REQUIRED TASK: Your answer should be a single number: the count of lines that include "Aniket".

RECORDS FOR THE EXERCISE:
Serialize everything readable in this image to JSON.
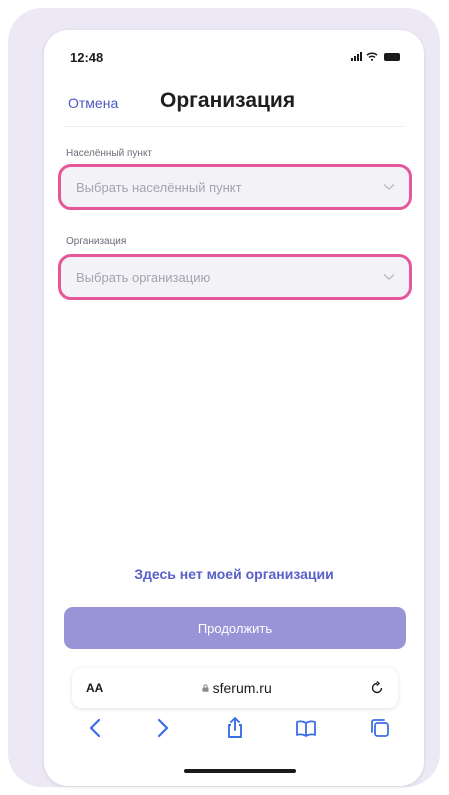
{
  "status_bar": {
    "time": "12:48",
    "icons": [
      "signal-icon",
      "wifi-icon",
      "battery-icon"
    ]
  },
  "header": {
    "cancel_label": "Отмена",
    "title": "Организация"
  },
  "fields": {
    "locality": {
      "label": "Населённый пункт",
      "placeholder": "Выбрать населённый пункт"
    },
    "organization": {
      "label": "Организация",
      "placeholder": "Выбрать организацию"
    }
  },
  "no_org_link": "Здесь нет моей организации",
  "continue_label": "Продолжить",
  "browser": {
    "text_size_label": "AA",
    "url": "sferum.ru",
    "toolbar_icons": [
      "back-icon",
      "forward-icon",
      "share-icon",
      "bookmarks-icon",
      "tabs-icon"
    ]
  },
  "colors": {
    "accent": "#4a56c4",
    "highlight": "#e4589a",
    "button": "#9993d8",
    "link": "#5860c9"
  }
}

...

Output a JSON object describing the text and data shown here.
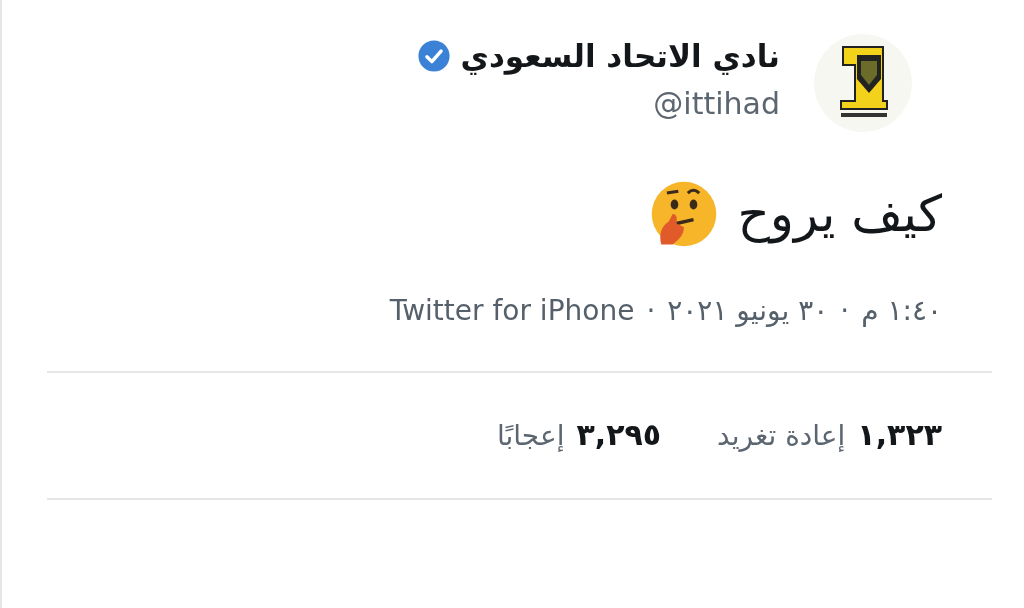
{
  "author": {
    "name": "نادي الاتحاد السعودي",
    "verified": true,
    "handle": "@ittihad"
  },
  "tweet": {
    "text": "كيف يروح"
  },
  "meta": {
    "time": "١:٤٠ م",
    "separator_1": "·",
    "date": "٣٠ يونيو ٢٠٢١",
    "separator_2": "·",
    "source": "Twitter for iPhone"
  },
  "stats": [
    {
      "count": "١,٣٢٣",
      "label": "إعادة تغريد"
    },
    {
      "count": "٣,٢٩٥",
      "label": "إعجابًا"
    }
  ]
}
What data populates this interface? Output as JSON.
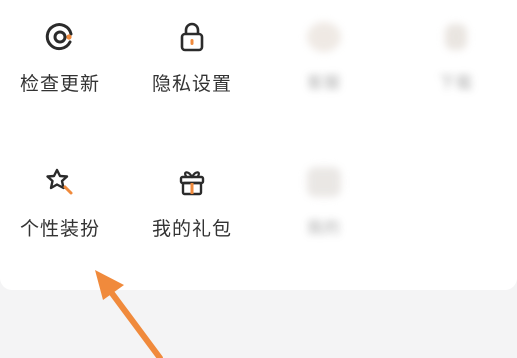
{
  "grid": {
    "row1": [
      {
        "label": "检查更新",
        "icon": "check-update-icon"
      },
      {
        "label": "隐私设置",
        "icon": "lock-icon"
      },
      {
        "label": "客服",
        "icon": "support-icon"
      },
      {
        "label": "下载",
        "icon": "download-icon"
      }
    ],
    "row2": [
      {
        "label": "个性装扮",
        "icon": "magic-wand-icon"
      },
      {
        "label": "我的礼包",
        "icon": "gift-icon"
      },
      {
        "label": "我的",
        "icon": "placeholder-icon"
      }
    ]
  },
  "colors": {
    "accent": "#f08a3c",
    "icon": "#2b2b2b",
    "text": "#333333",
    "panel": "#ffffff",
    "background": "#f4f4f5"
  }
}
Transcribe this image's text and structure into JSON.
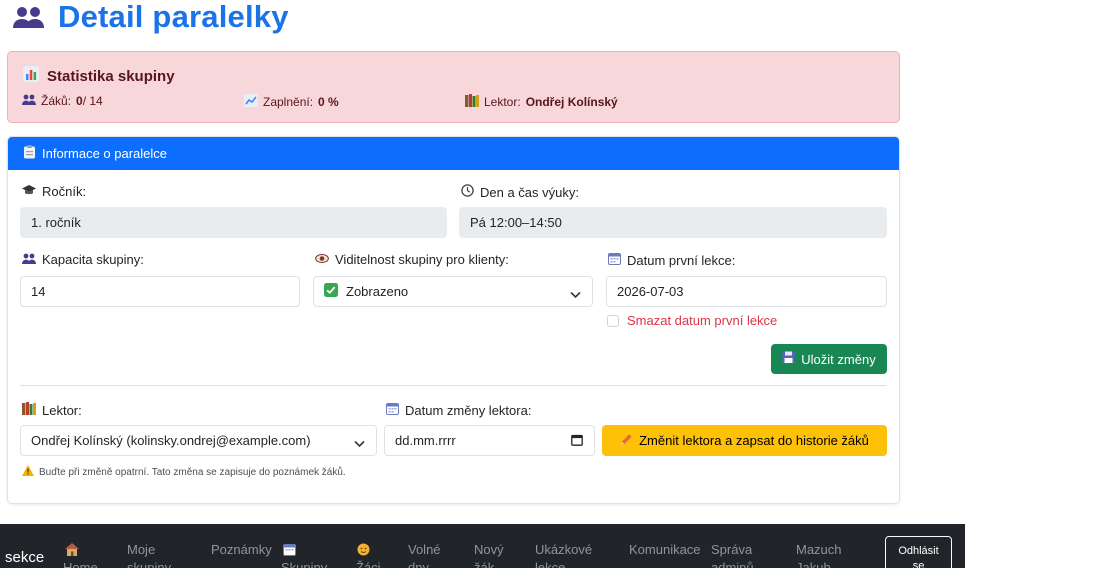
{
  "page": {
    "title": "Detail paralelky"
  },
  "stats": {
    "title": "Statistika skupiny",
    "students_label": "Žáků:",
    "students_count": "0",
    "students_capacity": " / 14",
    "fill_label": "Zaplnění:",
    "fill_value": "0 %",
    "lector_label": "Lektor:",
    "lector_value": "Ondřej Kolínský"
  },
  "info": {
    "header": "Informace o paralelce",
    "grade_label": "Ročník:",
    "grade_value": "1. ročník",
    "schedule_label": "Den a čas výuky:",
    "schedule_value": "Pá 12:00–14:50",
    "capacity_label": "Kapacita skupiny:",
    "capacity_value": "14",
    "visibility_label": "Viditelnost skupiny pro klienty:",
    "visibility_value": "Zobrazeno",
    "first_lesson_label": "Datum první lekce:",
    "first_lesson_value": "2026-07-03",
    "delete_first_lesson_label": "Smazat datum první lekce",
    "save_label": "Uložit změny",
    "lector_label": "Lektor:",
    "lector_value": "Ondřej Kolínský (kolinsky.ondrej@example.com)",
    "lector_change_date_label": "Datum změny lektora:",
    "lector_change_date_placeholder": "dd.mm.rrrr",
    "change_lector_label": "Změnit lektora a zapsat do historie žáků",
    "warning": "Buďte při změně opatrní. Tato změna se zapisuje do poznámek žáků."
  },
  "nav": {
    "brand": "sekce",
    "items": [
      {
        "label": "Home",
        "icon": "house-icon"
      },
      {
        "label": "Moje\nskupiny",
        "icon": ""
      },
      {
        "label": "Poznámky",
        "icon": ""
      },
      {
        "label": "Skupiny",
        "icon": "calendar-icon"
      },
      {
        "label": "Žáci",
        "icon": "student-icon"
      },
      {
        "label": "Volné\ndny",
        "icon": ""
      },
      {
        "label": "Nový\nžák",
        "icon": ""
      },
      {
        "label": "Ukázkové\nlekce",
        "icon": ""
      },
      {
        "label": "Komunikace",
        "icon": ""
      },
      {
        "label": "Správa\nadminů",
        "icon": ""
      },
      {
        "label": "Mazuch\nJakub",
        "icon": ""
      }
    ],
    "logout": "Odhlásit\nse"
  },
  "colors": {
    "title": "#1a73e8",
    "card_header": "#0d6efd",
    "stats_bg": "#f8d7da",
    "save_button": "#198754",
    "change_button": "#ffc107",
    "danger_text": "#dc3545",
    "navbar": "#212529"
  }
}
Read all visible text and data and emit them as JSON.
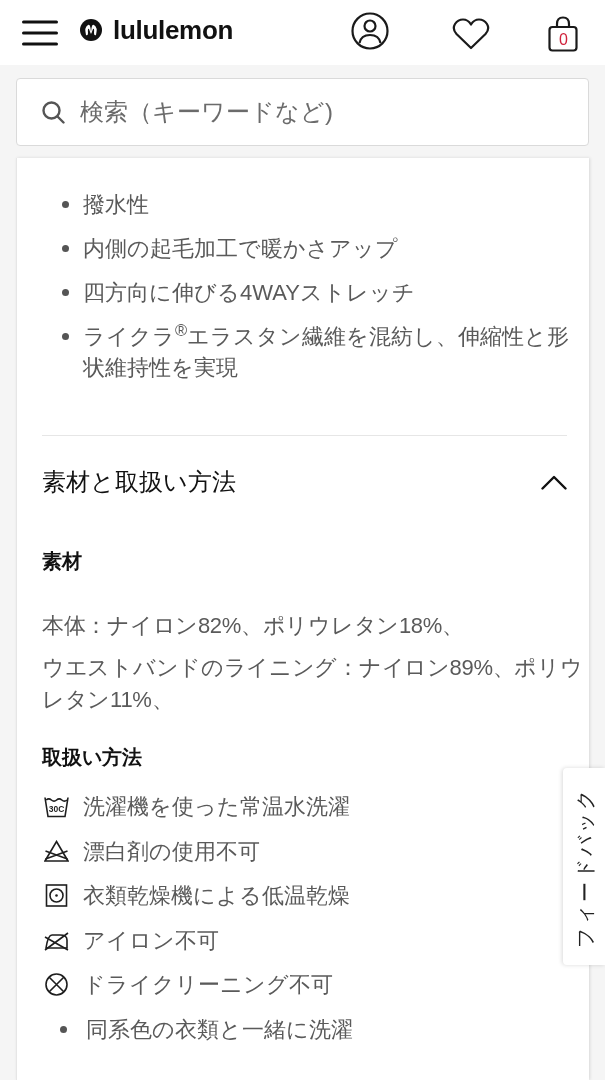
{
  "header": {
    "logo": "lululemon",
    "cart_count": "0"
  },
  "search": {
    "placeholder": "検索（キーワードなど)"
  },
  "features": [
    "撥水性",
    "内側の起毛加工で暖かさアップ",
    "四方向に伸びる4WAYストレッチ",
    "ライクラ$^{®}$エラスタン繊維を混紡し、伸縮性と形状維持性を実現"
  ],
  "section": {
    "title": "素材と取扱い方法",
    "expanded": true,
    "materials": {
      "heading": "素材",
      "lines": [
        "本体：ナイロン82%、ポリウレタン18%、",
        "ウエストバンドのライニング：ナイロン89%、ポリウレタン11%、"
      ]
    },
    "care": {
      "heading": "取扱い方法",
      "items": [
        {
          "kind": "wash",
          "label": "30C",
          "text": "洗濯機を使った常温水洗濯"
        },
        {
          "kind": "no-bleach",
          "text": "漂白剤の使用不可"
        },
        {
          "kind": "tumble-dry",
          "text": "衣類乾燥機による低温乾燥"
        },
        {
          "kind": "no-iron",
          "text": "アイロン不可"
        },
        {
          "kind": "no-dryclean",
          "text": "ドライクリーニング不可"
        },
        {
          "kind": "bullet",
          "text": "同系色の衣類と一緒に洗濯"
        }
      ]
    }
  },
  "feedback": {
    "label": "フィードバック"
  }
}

==

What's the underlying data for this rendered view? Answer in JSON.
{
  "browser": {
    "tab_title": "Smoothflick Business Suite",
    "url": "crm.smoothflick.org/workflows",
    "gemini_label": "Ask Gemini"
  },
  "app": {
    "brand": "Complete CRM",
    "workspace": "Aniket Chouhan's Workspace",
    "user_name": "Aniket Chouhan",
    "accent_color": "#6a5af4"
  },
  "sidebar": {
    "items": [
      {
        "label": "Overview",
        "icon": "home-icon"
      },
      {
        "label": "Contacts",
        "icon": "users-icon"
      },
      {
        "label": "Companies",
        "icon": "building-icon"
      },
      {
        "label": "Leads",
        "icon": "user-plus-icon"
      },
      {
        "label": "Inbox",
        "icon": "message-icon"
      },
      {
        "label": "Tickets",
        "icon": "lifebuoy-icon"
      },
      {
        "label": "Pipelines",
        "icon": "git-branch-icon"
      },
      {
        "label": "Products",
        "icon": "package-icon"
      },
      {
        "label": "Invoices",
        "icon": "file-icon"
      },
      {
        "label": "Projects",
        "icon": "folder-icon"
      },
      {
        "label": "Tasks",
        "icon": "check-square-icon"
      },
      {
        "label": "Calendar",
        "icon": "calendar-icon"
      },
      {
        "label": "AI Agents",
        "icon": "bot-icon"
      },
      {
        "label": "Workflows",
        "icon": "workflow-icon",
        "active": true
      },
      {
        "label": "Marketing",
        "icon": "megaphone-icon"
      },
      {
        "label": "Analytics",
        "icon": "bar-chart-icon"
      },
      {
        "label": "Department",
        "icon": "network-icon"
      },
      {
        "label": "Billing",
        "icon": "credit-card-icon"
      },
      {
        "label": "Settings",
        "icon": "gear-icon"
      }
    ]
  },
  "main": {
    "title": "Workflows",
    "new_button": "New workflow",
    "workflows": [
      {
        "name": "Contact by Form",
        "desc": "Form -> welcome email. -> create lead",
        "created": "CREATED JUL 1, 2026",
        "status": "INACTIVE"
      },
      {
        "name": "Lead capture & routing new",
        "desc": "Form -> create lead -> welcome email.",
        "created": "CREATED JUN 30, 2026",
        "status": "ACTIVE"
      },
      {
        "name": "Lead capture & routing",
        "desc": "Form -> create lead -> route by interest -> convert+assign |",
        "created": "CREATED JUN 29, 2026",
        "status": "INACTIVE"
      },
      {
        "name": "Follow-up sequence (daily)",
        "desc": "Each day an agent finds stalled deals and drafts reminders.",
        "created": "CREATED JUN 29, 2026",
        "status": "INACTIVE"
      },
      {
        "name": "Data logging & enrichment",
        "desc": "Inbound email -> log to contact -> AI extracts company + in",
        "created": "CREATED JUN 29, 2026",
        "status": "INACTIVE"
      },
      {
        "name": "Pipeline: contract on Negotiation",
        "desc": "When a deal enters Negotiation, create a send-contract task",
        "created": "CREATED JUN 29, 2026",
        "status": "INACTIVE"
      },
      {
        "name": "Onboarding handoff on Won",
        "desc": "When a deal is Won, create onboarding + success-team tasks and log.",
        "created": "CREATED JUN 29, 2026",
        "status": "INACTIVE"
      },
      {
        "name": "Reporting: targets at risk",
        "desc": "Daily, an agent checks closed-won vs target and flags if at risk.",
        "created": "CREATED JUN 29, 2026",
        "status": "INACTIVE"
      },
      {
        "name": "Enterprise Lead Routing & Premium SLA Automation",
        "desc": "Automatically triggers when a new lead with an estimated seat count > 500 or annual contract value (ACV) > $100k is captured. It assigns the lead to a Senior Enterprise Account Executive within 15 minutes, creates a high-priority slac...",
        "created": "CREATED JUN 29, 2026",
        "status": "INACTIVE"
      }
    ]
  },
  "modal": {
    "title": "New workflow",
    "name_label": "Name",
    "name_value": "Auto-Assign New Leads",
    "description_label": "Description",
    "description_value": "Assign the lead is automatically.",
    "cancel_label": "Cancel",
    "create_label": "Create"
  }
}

REPLY: 2